* [TEXTO EXTRAÍDO]:
********
A cadeia, por isso, não é realmente uma linha.

Ela é desenhada em linha porque a linha permite enxergar dependência entre os elos. Mas o próprio ensaio que a apresentou observa que ela é recursiva: aquilo que uma volta torna possível modifica as distinções das voltas seguintes.

Quando há aprendizagem, a organização não volta ao mesmo ponto.

Pode voltar ao mesmo mercado.

Ao mesmo prédio.

À mesma estrutura formal.

Às mesmas pessoas.

Mas alguma coisa agora pode ser distinguida que antes não podia.

O mundo disponível à organização aumentou.

E, quando aumenta aquilo que ela consegue distinguir, aumenta também aquilo que ela pode escolher.

Talvez isso seja conhecer-se

Conhecer-se, então, não é possuir uma descrição correta de si.

Não é chegar a uma frase definitiva.

Não é elaborar um inventário de forças e fraquezas.

Não é descobrir uma identidade verdadeira escondida atrás da organização aparente.

É adquirir a capacidade de percorrer um caminho.

Interface.

Algo que antes governava sem aparecer pode tornar-se observável.

Observável.

Aquilo entra no campo da percepção organizacional.

Distinção.

A organização consegue recortar diferenças que antes permaneciam fundidas ao fundo.

Significação.

Consegue perguntar o que essas diferenças significam em sua própria rede de relações.

Entendimento.

Consegue articulá-las numa estrutura que explica por que determinadas escolhas foram produzidas.

Aprendizagem.

E consegue voltar à própria realidade dispondo de distinções que antes não possuía.
********
Registros armazenados:
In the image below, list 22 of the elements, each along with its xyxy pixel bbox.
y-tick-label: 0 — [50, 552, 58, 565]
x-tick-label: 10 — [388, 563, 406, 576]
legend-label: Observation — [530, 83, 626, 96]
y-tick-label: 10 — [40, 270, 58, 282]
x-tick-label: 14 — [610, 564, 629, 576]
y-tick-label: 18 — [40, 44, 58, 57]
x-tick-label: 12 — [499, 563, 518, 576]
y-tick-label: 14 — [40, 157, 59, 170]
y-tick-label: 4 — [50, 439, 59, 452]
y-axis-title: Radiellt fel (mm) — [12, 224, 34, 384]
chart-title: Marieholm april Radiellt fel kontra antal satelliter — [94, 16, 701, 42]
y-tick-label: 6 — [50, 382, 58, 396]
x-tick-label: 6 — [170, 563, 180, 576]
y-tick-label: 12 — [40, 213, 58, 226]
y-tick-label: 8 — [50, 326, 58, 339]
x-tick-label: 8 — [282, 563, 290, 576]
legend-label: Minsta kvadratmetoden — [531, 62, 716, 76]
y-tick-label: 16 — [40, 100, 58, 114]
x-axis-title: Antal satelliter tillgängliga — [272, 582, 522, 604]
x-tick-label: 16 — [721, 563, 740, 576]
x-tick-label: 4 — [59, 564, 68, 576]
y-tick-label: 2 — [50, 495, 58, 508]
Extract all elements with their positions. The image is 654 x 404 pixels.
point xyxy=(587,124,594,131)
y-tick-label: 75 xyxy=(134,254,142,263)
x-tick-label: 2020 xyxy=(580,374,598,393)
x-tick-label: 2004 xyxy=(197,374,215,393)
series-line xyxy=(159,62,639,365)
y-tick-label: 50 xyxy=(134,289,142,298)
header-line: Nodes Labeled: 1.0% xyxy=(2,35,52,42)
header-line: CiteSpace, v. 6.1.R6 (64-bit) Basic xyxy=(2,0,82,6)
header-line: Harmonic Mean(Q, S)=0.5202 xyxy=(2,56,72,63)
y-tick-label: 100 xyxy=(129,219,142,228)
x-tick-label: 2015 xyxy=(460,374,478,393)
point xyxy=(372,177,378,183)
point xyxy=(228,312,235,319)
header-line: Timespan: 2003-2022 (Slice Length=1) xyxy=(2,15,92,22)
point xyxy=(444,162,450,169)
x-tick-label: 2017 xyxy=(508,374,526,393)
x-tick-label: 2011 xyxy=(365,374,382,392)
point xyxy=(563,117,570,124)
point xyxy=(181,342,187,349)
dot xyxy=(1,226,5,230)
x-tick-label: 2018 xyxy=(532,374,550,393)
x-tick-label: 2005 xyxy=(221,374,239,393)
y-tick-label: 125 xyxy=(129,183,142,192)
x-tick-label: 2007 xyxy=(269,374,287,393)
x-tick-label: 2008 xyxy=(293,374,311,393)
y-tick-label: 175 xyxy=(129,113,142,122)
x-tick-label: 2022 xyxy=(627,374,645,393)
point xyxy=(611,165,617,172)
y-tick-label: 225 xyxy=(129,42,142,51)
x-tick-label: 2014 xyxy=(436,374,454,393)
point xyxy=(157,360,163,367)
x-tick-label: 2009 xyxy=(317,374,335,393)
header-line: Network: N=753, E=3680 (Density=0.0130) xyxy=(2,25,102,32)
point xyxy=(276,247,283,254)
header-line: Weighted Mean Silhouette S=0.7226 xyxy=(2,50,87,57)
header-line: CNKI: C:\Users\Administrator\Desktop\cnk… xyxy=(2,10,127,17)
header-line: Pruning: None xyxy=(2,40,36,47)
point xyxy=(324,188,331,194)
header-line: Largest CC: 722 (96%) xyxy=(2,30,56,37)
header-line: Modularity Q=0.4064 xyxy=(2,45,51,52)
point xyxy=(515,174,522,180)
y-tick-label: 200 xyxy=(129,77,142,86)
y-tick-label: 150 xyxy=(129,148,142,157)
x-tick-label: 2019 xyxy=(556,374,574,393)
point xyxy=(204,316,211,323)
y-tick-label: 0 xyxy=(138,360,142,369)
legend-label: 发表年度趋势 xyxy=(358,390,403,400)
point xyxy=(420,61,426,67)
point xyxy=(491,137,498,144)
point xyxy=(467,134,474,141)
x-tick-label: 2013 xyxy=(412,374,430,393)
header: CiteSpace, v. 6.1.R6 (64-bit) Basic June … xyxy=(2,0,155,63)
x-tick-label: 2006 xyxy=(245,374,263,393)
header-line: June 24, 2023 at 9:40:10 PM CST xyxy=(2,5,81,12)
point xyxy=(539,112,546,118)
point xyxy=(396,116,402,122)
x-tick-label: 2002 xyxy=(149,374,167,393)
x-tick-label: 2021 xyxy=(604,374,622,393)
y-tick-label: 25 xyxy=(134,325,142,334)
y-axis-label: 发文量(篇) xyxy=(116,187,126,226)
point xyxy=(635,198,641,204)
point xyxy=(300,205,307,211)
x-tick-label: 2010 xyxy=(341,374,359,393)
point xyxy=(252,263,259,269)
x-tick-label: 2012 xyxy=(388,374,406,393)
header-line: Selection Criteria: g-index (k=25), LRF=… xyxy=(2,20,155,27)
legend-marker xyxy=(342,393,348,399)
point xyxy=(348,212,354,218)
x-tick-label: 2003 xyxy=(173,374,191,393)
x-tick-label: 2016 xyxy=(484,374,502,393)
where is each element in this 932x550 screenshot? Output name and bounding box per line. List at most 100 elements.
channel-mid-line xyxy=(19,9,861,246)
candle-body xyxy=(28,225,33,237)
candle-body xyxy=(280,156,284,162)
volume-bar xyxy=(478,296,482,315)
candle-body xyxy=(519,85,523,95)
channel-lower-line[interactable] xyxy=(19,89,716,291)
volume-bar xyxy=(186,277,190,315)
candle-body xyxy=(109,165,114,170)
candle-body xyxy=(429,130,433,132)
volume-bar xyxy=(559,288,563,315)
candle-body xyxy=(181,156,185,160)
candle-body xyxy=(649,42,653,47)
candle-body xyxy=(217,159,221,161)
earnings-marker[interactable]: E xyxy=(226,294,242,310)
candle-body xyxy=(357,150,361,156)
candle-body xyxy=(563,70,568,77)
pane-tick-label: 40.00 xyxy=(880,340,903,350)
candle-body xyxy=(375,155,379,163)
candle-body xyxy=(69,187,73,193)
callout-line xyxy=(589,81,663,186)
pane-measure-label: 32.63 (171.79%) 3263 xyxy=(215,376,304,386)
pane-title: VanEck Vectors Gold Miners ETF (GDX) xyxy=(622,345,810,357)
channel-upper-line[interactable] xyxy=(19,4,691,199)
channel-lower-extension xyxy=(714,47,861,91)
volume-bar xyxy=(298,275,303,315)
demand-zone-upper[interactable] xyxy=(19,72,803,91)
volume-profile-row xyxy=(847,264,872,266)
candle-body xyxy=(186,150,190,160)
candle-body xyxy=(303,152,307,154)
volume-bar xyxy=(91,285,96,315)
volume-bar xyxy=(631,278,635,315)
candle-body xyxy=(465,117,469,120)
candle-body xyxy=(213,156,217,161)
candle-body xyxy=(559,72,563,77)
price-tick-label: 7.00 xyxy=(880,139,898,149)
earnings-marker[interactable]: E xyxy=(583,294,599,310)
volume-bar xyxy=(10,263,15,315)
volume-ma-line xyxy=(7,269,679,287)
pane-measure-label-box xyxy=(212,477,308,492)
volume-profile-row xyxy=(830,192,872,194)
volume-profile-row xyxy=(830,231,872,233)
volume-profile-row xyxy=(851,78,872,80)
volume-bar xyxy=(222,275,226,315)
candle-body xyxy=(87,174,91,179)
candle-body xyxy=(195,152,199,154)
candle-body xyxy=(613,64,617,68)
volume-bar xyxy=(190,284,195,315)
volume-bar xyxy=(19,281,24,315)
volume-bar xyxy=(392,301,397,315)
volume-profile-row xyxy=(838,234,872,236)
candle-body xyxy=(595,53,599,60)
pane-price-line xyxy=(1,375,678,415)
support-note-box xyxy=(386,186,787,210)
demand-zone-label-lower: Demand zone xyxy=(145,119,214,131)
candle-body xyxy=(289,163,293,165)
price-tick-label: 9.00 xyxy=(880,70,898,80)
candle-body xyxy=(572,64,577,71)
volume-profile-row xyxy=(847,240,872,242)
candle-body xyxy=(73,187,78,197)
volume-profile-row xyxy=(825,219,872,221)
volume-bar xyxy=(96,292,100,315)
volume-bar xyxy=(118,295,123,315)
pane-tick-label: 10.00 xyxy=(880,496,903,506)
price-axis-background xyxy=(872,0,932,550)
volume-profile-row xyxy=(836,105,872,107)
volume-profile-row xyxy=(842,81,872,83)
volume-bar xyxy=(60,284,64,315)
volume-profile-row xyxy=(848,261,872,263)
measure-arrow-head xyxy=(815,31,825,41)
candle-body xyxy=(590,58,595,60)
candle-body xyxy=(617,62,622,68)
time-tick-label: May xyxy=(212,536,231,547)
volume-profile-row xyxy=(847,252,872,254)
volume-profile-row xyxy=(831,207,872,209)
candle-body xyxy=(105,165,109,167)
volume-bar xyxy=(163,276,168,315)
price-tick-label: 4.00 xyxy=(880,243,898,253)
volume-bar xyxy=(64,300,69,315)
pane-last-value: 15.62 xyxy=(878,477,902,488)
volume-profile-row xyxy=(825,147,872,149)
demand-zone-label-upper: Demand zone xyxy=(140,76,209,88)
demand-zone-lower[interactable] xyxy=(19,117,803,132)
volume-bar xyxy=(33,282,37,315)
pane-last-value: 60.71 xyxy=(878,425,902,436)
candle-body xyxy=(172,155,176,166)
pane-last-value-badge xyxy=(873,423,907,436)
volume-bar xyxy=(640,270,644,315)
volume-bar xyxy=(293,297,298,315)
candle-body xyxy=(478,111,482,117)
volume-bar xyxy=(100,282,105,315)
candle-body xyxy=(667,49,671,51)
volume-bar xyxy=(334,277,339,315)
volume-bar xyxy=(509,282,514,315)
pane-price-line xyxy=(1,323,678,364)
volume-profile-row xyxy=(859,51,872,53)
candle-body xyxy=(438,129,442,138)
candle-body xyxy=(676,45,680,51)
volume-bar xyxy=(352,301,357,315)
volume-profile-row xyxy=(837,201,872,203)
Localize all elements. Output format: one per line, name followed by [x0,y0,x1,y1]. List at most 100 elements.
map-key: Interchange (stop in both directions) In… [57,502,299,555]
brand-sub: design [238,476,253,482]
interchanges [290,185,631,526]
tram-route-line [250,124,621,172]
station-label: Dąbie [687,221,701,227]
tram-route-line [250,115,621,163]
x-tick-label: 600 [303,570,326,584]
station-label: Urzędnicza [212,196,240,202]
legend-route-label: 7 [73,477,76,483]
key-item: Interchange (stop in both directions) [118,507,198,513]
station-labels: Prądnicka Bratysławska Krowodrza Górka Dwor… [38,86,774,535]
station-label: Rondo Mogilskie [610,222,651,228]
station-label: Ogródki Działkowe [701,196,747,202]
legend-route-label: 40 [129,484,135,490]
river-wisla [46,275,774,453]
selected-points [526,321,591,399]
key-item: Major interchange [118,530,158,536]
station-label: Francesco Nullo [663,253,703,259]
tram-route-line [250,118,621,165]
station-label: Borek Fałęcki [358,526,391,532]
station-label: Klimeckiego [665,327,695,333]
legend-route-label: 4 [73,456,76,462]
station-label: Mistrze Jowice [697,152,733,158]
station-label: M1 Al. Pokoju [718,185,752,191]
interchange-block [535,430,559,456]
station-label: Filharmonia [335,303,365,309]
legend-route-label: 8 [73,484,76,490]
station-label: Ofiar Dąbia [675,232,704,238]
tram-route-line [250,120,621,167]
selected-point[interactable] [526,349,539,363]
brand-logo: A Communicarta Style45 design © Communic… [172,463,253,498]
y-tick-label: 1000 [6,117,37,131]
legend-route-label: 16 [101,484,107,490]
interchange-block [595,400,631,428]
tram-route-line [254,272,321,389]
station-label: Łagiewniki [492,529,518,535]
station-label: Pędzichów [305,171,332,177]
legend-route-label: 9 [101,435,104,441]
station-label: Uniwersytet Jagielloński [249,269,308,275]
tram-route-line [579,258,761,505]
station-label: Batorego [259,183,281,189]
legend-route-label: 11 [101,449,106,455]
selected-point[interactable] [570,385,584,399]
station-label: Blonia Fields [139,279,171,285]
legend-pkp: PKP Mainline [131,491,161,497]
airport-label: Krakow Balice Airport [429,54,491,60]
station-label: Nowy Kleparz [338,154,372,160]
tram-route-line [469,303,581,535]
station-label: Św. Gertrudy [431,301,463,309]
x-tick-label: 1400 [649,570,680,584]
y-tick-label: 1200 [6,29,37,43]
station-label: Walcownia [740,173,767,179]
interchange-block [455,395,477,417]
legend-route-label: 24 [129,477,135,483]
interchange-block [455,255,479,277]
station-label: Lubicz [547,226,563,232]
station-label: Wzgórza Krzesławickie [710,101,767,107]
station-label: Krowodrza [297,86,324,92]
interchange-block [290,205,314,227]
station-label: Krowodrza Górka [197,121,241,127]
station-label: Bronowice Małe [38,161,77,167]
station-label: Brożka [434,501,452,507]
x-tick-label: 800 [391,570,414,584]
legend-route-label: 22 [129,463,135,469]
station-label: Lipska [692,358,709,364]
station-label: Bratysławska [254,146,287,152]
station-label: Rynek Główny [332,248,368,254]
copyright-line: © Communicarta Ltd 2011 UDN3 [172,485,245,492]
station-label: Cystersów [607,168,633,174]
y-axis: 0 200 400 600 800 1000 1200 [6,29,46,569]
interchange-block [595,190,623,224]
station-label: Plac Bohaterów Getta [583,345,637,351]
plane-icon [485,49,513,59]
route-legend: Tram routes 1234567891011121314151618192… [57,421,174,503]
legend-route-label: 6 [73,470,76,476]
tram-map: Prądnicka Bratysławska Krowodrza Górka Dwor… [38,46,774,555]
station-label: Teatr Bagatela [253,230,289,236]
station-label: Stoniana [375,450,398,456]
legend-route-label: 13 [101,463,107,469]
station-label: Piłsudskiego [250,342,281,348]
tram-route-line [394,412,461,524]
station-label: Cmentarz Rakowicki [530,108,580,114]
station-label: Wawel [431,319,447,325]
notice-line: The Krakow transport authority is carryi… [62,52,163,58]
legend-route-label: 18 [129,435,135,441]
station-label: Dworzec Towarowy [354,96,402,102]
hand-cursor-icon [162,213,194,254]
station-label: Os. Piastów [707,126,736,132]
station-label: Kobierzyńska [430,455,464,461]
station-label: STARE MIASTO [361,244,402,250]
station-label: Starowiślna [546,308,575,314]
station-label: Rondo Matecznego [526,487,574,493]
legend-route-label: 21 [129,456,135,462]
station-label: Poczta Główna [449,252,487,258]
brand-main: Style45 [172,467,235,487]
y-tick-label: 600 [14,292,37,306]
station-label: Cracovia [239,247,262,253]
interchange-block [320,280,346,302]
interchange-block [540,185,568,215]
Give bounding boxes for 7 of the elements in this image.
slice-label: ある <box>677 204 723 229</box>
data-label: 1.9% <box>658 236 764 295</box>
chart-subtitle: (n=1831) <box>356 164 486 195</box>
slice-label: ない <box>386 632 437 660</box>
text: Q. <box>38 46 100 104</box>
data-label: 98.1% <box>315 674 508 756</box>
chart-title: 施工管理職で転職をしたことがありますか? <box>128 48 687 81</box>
********
* [TAREFAS E EXERCÍCIOS]:
1) Indique se cada afirmação concorda com o texto sobre conhecer-se: (a) a cadeia é desenhada em linha porque a linha permite enxergar dependência entre os elos; (b) conhecer-se é elaborar um inventário de forças e fraquezas; (c) quando há aprendizagem, a organização volta ao mesmo ponto. Responda sim ou não a cada uma e cite as palavras decisivas do texto.
2) Prossiga o texto sobre conhecer-se a partir da última frase apresentada.
As linhas armazenadas não têm relação com o texto sobre conhecer-se.

* [LISTA DE RESPOSTAS]:
1)
(a) Sim: "Ela é desenhada em linha porque a linha permite enxergar dependência entre os elos."
(b) Não: "Não é elaborar um inventário de forças e fraquezas."
(c) Não: "Quando há aprendizagem, a organização não volta ao mesmo ponto."

2)
Nesse sentido, conhecer-se não é um elo da cadeia.

É uma travessia por seus primeiros elos.

Começa na interface.

Só se realiza quando aquilo que foi observado produz aprendizagem.

E isso ajuda a esclarecer uma expressão usada com facilidade excessiva no pensamento estratégico:

“conheça sua organização.”

A frase parece um ponto de partida.

Não é.

Ela já contém um processo inteiro.

O interno também é produzido

Há ainda uma consequência.

Quando uma organização aprende sobre si, ela não simplesmente descobre algo que sempre esteve lá, intacto, esperando ser revelado.

A própria observação produz novas possibilidades de distinção.

Novas distinções alteram significações.

Novas significações reorganizam entendimentos.

Novos entendimentos produzem aprendizagens.

E aquilo que aprende já não é exatamente o mesmo sistema que entrou na cadeia.

Por isso o conhecer-se não termina numa fotografia.

Termina — provisoriamente — numa organização capaz de fazer escolhas que antes não estavam disponíveis para ela.

Essa diferença importa.

Se acreditarmos que existe um “verdadeiro interior” aguardando descoberta, transformamos autoconhecimento em arqueologia.

Cavamos até encontrar quem realmente somos.

Mas uma organização viva não possui uma essência estratégica escondida esperando ser encontrada.

Ela possui uma história.

Distinções.

Recorrências.

Modelos mentais.

Possibilidades.

E capacidade de aprender.

Conhecer-se não revela um destino.

Amplia aquilo que pode ser escolhido.

Antes da escolha

E aqui precisamos parar.

Porque a cadeia não termina na aprendizagem.

Depois dela vem outro elo:

escolha.

Esse limite é importante.

Até aqui, a organização trabalhou para tornar visível aquilo que a governava e ampliar o conjunto de possibilidades a partir do qual consegue pensar.

Ainda não decidiu para onde irá.

Conhecer-se não fornece automaticamente uma direção escolhida.

Não há, escondido no último entendimento, um plano estratégico esperando ser extraído.

Também não há um propósito verdadeiro aguardando ser descoberto.

Há algo mais modesto — e talvez mais poderoso.

Uma organização que agora consegue fazer uma escolha que antes não conseguia fazer.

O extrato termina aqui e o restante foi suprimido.